## STATED GOAL:
Work out how many lines contain "this". Reply with the count alone.
>> begin
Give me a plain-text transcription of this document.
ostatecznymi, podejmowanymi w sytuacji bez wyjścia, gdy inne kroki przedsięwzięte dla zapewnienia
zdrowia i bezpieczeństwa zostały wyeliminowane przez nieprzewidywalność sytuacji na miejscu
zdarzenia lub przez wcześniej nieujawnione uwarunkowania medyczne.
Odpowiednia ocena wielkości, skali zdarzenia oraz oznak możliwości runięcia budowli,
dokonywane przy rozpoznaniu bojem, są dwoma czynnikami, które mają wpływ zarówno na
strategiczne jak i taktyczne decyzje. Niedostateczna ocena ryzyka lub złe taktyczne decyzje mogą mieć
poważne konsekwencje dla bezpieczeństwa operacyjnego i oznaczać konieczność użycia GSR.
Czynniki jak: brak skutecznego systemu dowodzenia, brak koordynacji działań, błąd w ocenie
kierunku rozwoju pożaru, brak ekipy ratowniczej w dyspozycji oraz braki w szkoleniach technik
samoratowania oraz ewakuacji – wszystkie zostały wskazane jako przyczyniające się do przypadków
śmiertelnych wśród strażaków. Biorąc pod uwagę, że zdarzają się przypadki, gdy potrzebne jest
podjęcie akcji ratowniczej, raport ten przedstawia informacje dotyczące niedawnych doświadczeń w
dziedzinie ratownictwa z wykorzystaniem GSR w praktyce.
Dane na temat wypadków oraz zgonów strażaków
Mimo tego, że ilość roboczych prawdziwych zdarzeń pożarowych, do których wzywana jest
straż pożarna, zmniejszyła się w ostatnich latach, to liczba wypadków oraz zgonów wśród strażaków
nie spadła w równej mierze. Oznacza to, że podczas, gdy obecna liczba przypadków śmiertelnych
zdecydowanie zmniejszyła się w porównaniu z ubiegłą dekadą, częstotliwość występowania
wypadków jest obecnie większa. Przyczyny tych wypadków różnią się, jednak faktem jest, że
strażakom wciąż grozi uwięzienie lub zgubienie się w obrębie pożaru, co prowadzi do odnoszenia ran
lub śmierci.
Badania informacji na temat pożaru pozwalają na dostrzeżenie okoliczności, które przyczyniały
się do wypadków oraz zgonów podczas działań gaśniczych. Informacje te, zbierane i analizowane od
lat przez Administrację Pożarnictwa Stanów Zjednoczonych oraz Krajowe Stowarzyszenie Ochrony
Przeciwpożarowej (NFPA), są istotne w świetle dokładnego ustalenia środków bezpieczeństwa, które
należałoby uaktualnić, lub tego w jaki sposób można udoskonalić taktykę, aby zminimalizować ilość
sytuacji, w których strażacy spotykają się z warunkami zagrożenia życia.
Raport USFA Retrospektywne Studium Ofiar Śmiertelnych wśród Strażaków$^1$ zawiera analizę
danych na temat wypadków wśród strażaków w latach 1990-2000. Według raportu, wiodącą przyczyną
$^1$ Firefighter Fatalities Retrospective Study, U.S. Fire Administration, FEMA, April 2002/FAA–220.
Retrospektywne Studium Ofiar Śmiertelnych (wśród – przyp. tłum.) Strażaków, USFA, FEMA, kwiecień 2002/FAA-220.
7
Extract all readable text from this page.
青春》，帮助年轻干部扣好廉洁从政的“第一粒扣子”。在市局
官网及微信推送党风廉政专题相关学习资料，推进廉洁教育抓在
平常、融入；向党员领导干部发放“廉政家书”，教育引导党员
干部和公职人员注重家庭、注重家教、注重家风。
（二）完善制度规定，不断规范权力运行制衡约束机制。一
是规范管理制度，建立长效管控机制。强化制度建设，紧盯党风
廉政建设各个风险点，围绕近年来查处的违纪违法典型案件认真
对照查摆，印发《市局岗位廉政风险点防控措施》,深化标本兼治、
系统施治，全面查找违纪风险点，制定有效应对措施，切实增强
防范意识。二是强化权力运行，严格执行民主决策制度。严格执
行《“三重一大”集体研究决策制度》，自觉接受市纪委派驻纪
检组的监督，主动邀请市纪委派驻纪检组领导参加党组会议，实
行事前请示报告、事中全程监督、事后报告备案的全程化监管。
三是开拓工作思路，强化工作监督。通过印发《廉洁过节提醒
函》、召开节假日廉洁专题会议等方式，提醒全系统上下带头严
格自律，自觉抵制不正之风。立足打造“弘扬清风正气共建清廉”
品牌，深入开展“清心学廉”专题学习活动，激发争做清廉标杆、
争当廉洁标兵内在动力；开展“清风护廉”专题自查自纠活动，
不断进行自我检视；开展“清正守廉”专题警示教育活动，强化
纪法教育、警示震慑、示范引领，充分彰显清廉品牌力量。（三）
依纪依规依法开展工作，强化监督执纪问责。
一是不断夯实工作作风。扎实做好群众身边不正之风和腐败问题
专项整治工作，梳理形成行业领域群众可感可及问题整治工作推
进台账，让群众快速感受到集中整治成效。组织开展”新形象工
>> end
## EXPECTED ANSWER:
2